**WHAT TO DO:** Send back the records in full, character for character.

**TASK INPUT:**
* START *

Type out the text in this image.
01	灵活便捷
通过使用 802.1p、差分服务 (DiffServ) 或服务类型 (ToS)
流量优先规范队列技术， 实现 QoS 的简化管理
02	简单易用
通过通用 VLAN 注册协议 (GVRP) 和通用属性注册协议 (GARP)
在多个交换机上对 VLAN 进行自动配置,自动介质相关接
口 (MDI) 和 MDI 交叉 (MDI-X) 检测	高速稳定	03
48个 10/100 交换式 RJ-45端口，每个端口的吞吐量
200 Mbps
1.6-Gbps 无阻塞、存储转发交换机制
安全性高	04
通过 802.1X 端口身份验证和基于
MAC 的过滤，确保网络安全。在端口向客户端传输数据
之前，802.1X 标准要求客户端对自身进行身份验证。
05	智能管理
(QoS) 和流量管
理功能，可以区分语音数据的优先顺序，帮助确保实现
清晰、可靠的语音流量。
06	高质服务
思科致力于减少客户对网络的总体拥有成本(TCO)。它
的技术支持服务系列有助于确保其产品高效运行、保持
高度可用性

* END *

**OUTPUT FOR THIS EXERCISE:**
Type out the text in this image.
01	灵活便捷
通过使用 802.1p、差分服务 (DiffServ) 或服务类型 (ToS)
流量优先规范队列技术， 实现 QoS 的简化管理
02	简单易用
通过通用 VLAN 注册协议 (GVRP) 和通用属性注册协议 (GARP)
在多个交换机上对 VLAN 进行自动配置,自动介质相关接
口 (MDI) 和 MDI 交叉 (MDI-X) 检测	高速稳定	03
48个 10/100 交换式 RJ-45端口，每个端口的吞吐量
200 Mbps
1.6-Gbps 无阻塞、存储转发交换机制
安全性高	04
通过 802.1X 端口身份验证和基于
MAC 的过滤，确保网络安全。在端口向客户端传输数据
之前，802.1X 标准要求客户端对自身进行身份验证。
05	智能管理
(QoS) 和流量管
理功能，可以区分语音数据的优先顺序，帮助确保实现
清晰、可靠的语音流量。
06	高质服务
思科致力于减少客户对网络的总体拥有成本(TCO)。它
的技术支持服务系列有助于确保其产品高效运行、保持
高度可用性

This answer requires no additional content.